### [DATA ENTRIES]
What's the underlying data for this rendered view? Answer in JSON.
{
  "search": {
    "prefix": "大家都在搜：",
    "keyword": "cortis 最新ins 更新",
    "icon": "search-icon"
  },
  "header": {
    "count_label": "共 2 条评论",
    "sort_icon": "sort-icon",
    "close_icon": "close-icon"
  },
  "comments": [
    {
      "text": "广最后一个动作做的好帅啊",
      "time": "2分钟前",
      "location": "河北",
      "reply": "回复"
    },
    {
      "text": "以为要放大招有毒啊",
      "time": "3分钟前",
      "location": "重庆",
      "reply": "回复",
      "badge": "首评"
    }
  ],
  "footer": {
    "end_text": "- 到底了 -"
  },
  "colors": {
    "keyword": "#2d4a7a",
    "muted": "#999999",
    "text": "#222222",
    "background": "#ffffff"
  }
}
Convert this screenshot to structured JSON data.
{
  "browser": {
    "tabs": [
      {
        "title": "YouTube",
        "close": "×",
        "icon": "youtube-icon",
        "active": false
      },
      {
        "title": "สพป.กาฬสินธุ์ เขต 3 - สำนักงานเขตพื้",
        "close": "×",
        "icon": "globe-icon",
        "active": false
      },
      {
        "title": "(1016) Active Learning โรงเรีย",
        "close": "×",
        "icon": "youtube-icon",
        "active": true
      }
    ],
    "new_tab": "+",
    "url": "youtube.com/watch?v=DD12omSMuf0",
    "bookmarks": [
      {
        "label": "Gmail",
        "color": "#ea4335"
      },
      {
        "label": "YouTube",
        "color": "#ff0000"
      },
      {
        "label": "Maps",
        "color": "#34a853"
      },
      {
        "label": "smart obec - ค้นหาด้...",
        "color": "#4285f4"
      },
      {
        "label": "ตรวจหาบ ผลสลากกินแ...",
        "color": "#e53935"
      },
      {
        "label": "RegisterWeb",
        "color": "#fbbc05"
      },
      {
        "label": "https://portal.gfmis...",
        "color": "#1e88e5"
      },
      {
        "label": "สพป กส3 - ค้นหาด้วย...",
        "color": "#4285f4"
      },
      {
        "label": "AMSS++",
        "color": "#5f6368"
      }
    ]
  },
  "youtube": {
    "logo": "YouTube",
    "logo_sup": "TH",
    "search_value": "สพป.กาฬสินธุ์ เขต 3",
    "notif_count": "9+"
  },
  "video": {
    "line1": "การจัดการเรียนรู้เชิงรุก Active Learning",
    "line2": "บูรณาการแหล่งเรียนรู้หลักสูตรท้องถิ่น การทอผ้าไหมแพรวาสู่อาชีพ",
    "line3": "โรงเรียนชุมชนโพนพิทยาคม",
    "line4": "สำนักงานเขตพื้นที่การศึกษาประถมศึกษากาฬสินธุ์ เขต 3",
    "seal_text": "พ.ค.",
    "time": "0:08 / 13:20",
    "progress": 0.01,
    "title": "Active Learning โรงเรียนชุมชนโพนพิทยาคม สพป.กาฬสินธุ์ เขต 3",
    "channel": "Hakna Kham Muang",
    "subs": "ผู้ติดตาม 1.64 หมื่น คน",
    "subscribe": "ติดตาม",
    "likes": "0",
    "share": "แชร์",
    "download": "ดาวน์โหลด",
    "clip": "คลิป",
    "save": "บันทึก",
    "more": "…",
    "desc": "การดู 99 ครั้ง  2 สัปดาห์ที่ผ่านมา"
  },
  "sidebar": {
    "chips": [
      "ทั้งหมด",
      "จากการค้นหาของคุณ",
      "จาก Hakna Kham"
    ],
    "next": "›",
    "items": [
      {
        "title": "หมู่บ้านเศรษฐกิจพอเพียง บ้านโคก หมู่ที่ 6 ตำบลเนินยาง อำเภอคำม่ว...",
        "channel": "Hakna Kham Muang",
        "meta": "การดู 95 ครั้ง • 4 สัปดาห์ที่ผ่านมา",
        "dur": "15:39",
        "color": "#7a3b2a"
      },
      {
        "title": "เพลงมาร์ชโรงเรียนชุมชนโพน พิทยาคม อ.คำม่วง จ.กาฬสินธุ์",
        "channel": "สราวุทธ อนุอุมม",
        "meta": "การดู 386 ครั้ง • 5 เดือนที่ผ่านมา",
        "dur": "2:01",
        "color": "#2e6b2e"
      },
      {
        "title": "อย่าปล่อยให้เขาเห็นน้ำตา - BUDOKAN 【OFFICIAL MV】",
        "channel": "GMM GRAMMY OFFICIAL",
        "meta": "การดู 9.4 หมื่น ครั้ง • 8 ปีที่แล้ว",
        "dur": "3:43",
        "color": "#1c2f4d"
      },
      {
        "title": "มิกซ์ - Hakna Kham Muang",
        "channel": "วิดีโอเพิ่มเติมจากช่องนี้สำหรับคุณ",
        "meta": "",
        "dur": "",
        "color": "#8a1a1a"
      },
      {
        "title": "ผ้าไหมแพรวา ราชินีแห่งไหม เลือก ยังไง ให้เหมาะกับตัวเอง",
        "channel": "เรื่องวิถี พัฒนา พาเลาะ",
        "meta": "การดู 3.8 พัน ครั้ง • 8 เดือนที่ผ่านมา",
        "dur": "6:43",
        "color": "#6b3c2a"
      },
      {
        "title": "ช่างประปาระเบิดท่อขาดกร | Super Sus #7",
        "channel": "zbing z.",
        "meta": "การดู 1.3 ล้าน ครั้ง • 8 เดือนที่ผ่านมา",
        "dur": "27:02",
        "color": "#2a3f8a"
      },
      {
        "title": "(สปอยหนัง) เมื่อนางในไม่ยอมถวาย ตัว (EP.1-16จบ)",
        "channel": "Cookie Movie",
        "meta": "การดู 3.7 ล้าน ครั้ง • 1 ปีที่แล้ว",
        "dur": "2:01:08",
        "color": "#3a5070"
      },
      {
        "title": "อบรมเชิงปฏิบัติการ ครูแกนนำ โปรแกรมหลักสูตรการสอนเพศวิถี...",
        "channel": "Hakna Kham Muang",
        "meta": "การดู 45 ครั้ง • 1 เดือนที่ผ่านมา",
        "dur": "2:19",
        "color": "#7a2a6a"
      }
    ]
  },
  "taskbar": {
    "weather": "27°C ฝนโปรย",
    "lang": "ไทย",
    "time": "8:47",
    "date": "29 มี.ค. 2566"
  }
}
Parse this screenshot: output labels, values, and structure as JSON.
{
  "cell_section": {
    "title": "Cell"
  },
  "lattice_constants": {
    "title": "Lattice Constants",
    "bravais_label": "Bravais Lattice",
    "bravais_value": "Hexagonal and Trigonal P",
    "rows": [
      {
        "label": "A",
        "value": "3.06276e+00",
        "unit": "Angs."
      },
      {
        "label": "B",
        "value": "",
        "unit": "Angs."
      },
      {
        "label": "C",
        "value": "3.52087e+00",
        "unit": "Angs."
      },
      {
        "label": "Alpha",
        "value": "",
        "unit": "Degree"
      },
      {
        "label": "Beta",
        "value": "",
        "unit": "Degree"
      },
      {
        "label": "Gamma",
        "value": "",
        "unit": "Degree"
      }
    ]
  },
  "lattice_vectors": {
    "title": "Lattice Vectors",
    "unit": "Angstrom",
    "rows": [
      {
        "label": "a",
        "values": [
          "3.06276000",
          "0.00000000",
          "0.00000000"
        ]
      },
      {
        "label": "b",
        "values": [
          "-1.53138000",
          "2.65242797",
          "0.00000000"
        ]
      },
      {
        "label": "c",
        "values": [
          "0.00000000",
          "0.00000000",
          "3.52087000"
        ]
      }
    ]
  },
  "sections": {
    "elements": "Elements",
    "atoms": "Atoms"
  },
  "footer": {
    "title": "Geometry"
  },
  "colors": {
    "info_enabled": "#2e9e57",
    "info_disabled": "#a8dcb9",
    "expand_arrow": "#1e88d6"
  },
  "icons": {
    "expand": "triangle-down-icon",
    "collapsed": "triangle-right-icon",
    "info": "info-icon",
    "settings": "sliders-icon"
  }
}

### [DIRECTIVE]
In the entries above, count each line holding "านมา" and report the total and nothing more.

### [TASK SOLUTION]
6